Task requirements:
All of the material should be reproduced exactly, with pictures left out.

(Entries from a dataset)
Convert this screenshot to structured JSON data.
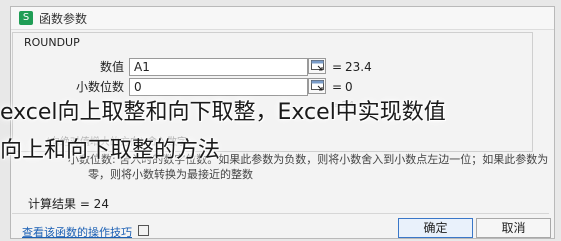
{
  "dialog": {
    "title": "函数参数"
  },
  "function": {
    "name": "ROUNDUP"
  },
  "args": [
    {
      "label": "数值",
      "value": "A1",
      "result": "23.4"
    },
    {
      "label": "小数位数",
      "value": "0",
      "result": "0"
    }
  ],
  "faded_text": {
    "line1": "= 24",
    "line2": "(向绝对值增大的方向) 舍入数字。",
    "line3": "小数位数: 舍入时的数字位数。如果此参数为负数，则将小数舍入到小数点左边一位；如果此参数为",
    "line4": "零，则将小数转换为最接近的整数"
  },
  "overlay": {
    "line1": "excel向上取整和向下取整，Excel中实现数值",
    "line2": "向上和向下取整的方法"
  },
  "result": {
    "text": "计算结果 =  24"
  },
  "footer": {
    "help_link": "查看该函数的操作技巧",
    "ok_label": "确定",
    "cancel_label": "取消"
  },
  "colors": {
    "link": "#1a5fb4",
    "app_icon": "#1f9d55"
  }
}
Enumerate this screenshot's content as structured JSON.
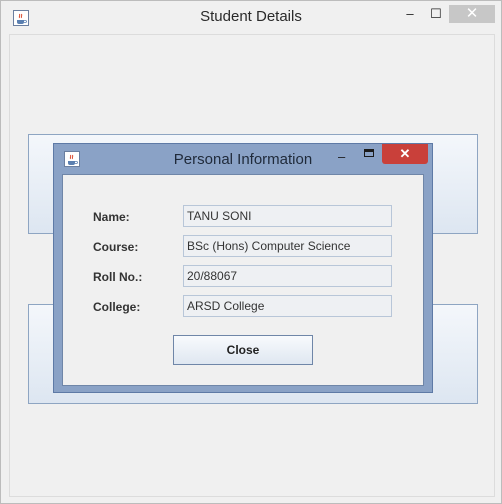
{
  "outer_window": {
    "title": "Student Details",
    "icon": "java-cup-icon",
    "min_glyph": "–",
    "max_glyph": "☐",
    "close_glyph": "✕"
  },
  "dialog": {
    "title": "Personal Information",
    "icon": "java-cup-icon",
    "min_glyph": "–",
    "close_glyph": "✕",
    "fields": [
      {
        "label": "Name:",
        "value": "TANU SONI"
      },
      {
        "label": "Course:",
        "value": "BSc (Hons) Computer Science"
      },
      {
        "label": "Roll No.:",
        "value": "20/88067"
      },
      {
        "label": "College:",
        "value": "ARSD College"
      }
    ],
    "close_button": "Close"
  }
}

Task result:
Convert this screenshot to structured JSON data.
{
  "dialog": {
    "title": "函数参数"
  },
  "function": {
    "name": "ROUNDUP"
  },
  "args": [
    {
      "label": "数值",
      "value": "A1",
      "result": "23.4"
    },
    {
      "label": "小数位数",
      "value": "0",
      "result": "0"
    }
  ],
  "faded_text": {
    "line1": "= 24",
    "line2": "(向绝对值增大的方向) 舍入数字。",
    "line3": "小数位数: 舍入时的数字位数。如果此参数为负数，则将小数舍入到小数点左边一位；如果此参数为",
    "line4": "零，则将小数转换为最接近的整数"
  },
  "overlay": {
    "line1": "excel向上取整和向下取整，Excel中实现数值",
    "line2": "向上和向下取整的方法"
  },
  "result": {
    "text": "计算结果 =  24"
  },
  "footer": {
    "help_link": "查看该函数的操作技巧",
    "ok_label": "确定",
    "cancel_label": "取消"
  },
  "colors": {
    "link": "#1a5fb4",
    "app_icon": "#1f9d55"
  }
}
Enumerate this screenshot's content as structured JSON.
{
  "outer_window": {
    "title": "Student Details",
    "icon": "java-cup-icon",
    "min_glyph": "–",
    "max_glyph": "☐",
    "close_glyph": "✕"
  },
  "dialog": {
    "title": "Personal Information",
    "icon": "java-cup-icon",
    "min_glyph": "–",
    "close_glyph": "✕",
    "fields": [
      {
        "label": "Name:",
        "value": "TANU SONI"
      },
      {
        "label": "Course:",
        "value": "BSc (Hons) Computer Science"
      },
      {
        "label": "Roll No.:",
        "value": "20/88067"
      },
      {
        "label": "College:",
        "value": "ARSD College"
      }
    ],
    "close_button": "Close"
  }
}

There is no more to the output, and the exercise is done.